> Directive
Retype the data below without altering anything.
================
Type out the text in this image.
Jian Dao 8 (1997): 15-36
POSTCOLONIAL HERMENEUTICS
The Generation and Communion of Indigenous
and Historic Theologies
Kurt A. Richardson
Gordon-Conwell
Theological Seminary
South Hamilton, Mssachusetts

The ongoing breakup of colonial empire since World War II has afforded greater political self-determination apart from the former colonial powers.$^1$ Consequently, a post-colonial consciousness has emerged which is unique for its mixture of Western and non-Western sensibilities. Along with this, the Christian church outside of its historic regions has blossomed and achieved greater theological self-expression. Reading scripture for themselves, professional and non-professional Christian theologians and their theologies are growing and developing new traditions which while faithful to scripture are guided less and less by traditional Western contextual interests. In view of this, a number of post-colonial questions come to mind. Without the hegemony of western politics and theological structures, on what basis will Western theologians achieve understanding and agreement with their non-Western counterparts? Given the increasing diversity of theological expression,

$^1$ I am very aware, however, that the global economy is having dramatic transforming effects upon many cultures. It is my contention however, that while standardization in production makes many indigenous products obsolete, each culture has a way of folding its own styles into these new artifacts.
================
> Result of the task
Type out the text in this image.
Jian Dao 8 (1997): 15-36
POSTCOLONIAL HERMENEUTICS
The Generation and Communion of Indigenous
and Historic Theologies
Kurt A. Richardson
Gordon-Conwell
Theological Seminary
South Hamilton, Mssachusetts

The ongoing breakup of colonial empire since World War II has afforded greater political self-determination apart from the former colonial powers.$^1$ Consequently, a post-colonial consciousness has emerged which is unique for its mixture of Western and non-Western sensibilities. Along with this, the Christian church outside of its historic regions has blossomed and achieved greater theological self-expression. Reading scripture for themselves, professional and non-professional Christian theologians and their theologies are growing and developing new traditions which while faithful to scripture are guided less and less by traditional Western contextual interests. In view of this, a number of post-colonial questions come to mind. Without the hegemony of western politics and theological structures, on what basis will Western theologians achieve understanding and agreement with their non-Western counterparts? Given the increasing diversity of theological expression,

$^1$ I am very aware, however, that the global economy is having dramatic transforming effects upon many cultures. It is my contention however, that while standardization in production makes many indigenous products obsolete, each culture has a way of folding its own styles into these new artifacts.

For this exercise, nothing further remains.